__Required task__
Reproduce every line of the records below verbatim, leaving out the pictures.

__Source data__
- - -

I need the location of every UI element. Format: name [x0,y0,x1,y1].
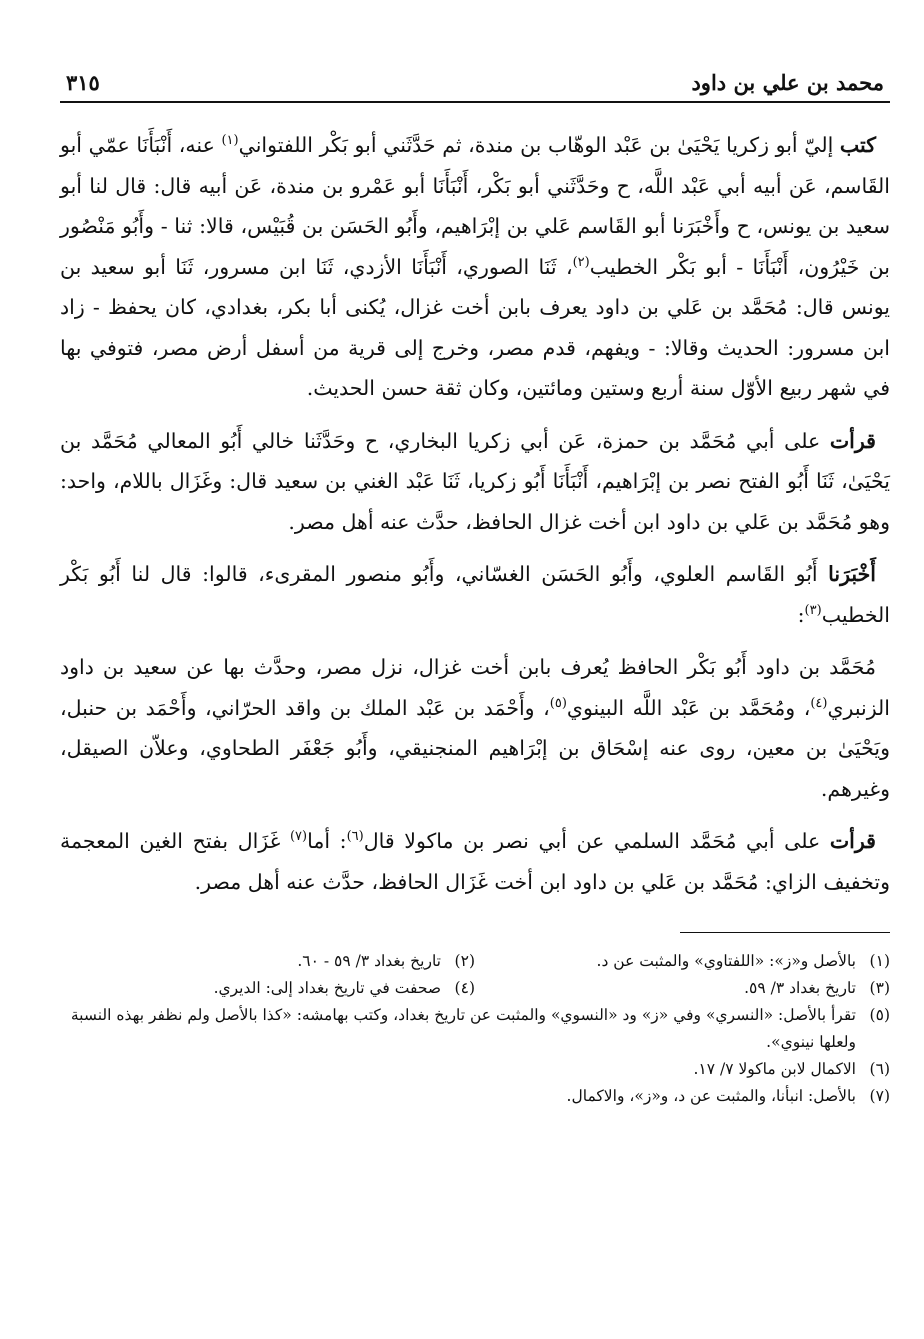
footnote-text: الاكمال لابن ماكولا ٧/ ١٧. [693,1060,856,1078]
footnote-row [60,948,890,975]
paragraph-text: غَزَال بفتح الغين المعجمة وتخفيف الزاي: مُحَمَّد بن عَلي بن داود ابن أخت غَزَال الحافظ، حدَّث عنه أهل مصر. [60,829,890,894]
paragraph [60,647,890,809]
footnote [60,1056,890,1083]
paragraph-text: إليّ أبو زكريا يَحْيَىٰ بن عَبْد الوهّاب بن مندة، ثم حَدَّثَني أبو بَكْر اللفتواني [238,133,834,157]
footnote-ref: (٧) [289,829,308,845]
footnote-number: (٧) [869,1087,890,1105]
footnote-ref: (٦) [346,829,364,845]
footnote-ref: (٥) [549,695,567,711]
footnote-number: (٦) [869,1060,890,1078]
footnote-number: (٤) [454,979,475,997]
footnote-text: تقرأ بالأصل: «النسري» وفي «ز» ود «النسوي» والمثبت عن تاريخ بغداد، وكتب بهامشه: «كذا بالأصل ولم نظفر بهذه النسبة ولعلها نينوي». [70,1006,856,1051]
footnote [60,1002,890,1056]
paragraph-text: على أبي مُحَمَّد بن حمزة، عَن أبي زكريا البخاري، ح وحَدَّثَنا خالي أَبُو المعالي مُحَمَّد بن يَحْيَىٰ، ثَنَا أَبُو الفتح نصر بن إبْرَاهيم، أَنْبَأَنَا أَبُو زكريا، ثَنَا عَبْد الغني بن سعيد قال: وغَزَال باللام، واحد: وهو مُحَمَّد بن عَلي بن داود ابن أخت غزال الحافظ، حدَّث عنه أهل مصر. [60,428,890,534]
running-header [60,55,890,103]
footnote-number: (٥) [869,1006,890,1024]
footnote-number: (٢) [454,952,475,970]
footnote-ref: (١) [221,133,239,149]
paragraph-text: على أبي مُحَمَّد السلمي عن أبي نصر بن ماكولا قال [363,829,821,853]
paragraph-text: : أما [307,829,347,853]
footnote [60,975,475,1002]
paragraph-lead: قرأت [829,428,876,453]
footnote-row [60,975,890,1002]
footnote-text: صحفت في تاريخ بغداد إلى: الديري. [213,979,441,997]
footnote-separator [680,932,890,934]
footnote-text: بالأصل: انبأنا، والمثبت عن د، و«ز»، والاكمال. [566,1087,856,1105]
footnote [60,1083,890,1110]
paragraph-text: ، ومُحَمَّد بن عَبْد اللَّه البينوي [566,695,811,720]
paragraph [60,421,890,543]
paragraph-text: أَبُو القَاسم العلوي، وأَبُو الحَسَن الغسّاني، وأَبُو منصور المقرىء، قالوا: قال لنا أَبُو بَكْر الخطيب [60,562,890,627]
running-title: محمد بن علي بن داود [691,70,884,95]
footnote-ref: (٢) [572,254,590,270]
footnotes [60,948,890,1110]
paragraph-text: عنه، أَنْبَأَنَا عمّي أبو القَاسم، عَن أبيه أبي عَبْد اللَّه، ح وحَدَّثَني أبو بَكْر، أَنْبَأَنَا أبو عَمْرو بن مندة، عَن أبيه قال: قال لنا أبو سعيد بن يونس، ح وأَخْبَرَنا أبو القَاسم عَلي بن إبْرَاهيم، وأَبُو الحَسَن بن قُبَيْس، قالا: ثنا - وأَبُو مَنْصُور بن خَيْرُون، أَنْبَأَنَا - أبو بَكْر الخطيب [60,133,890,279]
footnote-ref: (٤) [810,695,828,711]
footnote-number: (٣) [869,979,890,997]
paragraph [60,125,890,409]
paragraph-text: ، وأَحْمَد بن عَبْد الملك بن واقد الحرّاني، وأَحْمَد بن حنبل، ويَحْيَىٰ بن معين، روى عنه إسْحَاق بن إبْرَاهيم المنجنيقي، وأَبُو جَعْفَر الطحاوي، وعلاّن الصيقل، وغيرهم. [60,695,890,801]
footnote-text: تاريخ بغداد ٣/ ٥٩ - ٦٠. [297,952,441,970]
footnote-text: تاريخ بغداد ٣/ ٥٩. [744,979,856,997]
footnote [475,948,890,975]
footnote-ref: (٣) [804,602,822,618]
paragraph-lead: أَخْبَرَنا [828,562,876,586]
footnote [60,948,475,975]
paragraph-text: مُحَمَّد بن داود أَبُو بَكْر الحافظ يُعرف بابن أخت غزال، نزل مصر، وحدَّث بها عن سعيد بن داود الزنبري [60,655,890,720]
paragraph-text: : [797,602,805,627]
paragraph-lead: كتب [839,133,876,157]
page-number: ٣١٥ [66,70,100,95]
paragraph-lead: قرأت [829,829,876,853]
paragraph [60,821,890,902]
book-page [60,55,890,1315]
paragraph [60,554,890,635]
paragraph-text: ، ثَنَا الصوري، أَنْبَأَنَا الأزدي، ثَنَا ابن مسرور، ثَنَا أبو سعيد بن يونس قال: مُحَمَّد بن عَلي بن داود يعرف بابن أخت غزال، يُكنى أبا بكر، بغدادي، كان يحفظ - زاد ابن مسرور: الحديث وقالا: - ويفهم، قدم مصر، وخرج إلى قرية من أسفل أرض مصر، فتوفي بها في شهر ربيع الأوّل سنة أربع وستين ومائتين، وكان ثقة حسن الحديث. [60,254,890,400]
footnote-number: (١) [869,952,890,970]
footnote [475,975,890,1002]
footnote-text: بالأصل و«ز»: «اللفتاوي» والمثبت عن د. [596,952,856,970]
main-text [60,125,890,902]
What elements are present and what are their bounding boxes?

- - -

__Written solution__
I need the location of every UI element. Format: name [x0,y0,x1,y1].
footnote-text: الاكمال لابن ماكولا ٧/ ١٧. [693,1060,856,1078]
footnote-row [60,948,890,975]
paragraph-text: غَزَال بفتح الغين المعجمة وتخفيف الزاي: مُحَمَّد بن عَلي بن داود ابن أخت غَزَال الحافظ، حدَّث عنه أهل مصر. [60,829,890,894]
paragraph [60,647,890,809]
footnote [60,1056,890,1083]
paragraph-text: إليّ أبو زكريا يَحْيَىٰ بن عَبْد الوهّاب بن مندة، ثم حَدَّثَني أبو بَكْر اللفتواني [238,133,834,157]
footnote-ref: (٧) [289,829,308,845]
footnote-number: (٧) [869,1087,890,1105]
footnote-ref: (٦) [346,829,364,845]
footnote-ref: (٥) [549,695,567,711]
footnote-number: (٦) [869,1060,890,1078]
footnote-number: (٤) [454,979,475,997]
footnote-text: تقرأ بالأصل: «النسري» وفي «ز» ود «النسوي» والمثبت عن تاريخ بغداد، وكتب بهامشه: «كذا بالأصل ولم نظفر بهذه النسبة ولعلها نينوي». [70,1006,856,1051]
footnote [60,1002,890,1056]
paragraph-text: على أبي مُحَمَّد بن حمزة، عَن أبي زكريا البخاري، ح وحَدَّثَنا خالي أَبُو المعالي مُحَمَّد بن يَحْيَىٰ، ثَنَا أَبُو الفتح نصر بن إبْرَاهيم، أَنْبَأَنَا أَبُو زكريا، ثَنَا عَبْد الغني بن سعيد قال: وغَزَال باللام، واحد: وهو مُحَمَّد بن عَلي بن داود ابن أخت غزال الحافظ، حدَّث عنه أهل مصر. [60,428,890,534]
running-header [60,55,890,103]
footnote-number: (٥) [869,1006,890,1024]
footnote-number: (٢) [454,952,475,970]
footnote-ref: (١) [221,133,239,149]
paragraph-text: على أبي مُحَمَّد السلمي عن أبي نصر بن ماكولا قال [363,829,821,853]
paragraph-text: : أما [307,829,347,853]
footnote [60,975,475,1002]
paragraph-lead: قرأت [829,428,876,453]
footnote-row [60,975,890,1002]
footnote-text: صحفت في تاريخ بغداد إلى: الديري. [213,979,441,997]
footnote-separator [680,932,890,934]
footnote-text: بالأصل: انبأنا، والمثبت عن د، و«ز»، والاكمال. [566,1087,856,1105]
footnote [60,1083,890,1110]
paragraph-text: ، ومُحَمَّد بن عَبْد اللَّه البينوي [566,695,811,720]
paragraph [60,421,890,543]
paragraph-text: أَبُو القَاسم العلوي، وأَبُو الحَسَن الغسّاني، وأَبُو منصور المقرىء، قالوا: قال لنا أَبُو بَكْر الخطيب [60,562,890,627]
running-title: محمد بن علي بن داود [691,70,884,95]
footnote-ref: (٢) [572,254,590,270]
footnotes [60,948,890,1110]
paragraph-text: عنه، أَنْبَأَنَا عمّي أبو القَاسم، عَن أبيه أبي عَبْد اللَّه، ح وحَدَّثَني أبو بَكْر، أَنْبَأَنَا أبو عَمْرو بن مندة، عَن أبيه قال: قال لنا أبو سعيد بن يونس، ح وأَخْبَرَنا أبو القَاسم عَلي بن إبْرَاهيم، وأَبُو الحَسَن بن قُبَيْس، قالا: ثنا - وأَبُو مَنْصُور بن خَيْرُون، أَنْبَأَنَا - أبو بَكْر الخطيب [60,133,890,279]
footnote-ref: (٤) [810,695,828,711]
footnote-number: (٣) [869,979,890,997]
paragraph [60,125,890,409]
paragraph-text: ، وأَحْمَد بن عَبْد الملك بن واقد الحرّاني، وأَحْمَد بن حنبل، ويَحْيَىٰ بن معين، روى عنه إسْحَاق بن إبْرَاهيم المنجنيقي، وأَبُو جَعْفَر الطحاوي، وعلاّن الصيقل، وغيرهم. [60,695,890,801]
footnote-text: تاريخ بغداد ٣/ ٥٩ - ٦٠. [297,952,441,970]
footnote-text: تاريخ بغداد ٣/ ٥٩. [744,979,856,997]
footnote [475,948,890,975]
footnote-ref: (٣) [804,602,822,618]
paragraph-lead: أَخْبَرَنا [828,562,876,586]
footnote [60,948,475,975]
paragraph-text: مُحَمَّد بن داود أَبُو بَكْر الحافظ يُعرف بابن أخت غزال، نزل مصر، وحدَّث بها عن سعيد بن داود الزنبري [60,655,890,720]
paragraph-text: : [797,602,805,627]
paragraph-lead: كتب [839,133,876,157]
page-number: ٣١٥ [66,70,100,95]
paragraph-lead: قرأت [829,829,876,853]
paragraph [60,821,890,902]
book-page [60,55,890,1315]
paragraph [60,554,890,635]
paragraph-text: ، ثَنَا الصوري، أَنْبَأَنَا الأزدي، ثَنَا ابن مسرور، ثَنَا أبو سعيد بن يونس قال: مُحَمَّد بن عَلي بن داود يعرف بابن أخت غزال، يُكنى أبا بكر، بغدادي، كان يحفظ - زاد ابن مسرور: الحديث وقالا: - ويفهم، قدم مصر، وخرج إلى قرية من أسفل أرض مصر، فتوفي بها في شهر ربيع الأوّل سنة أربع وستين ومائتين، وكان ثقة حسن الحديث. [60,254,890,400]
footnote-number: (١) [869,952,890,970]
footnote [475,975,890,1002]
footnote-text: بالأصل و«ز»: «اللفتاوي» والمثبت عن د. [596,952,856,970]
main-text [60,125,890,902]
What elements are present and what are their bounding boxes?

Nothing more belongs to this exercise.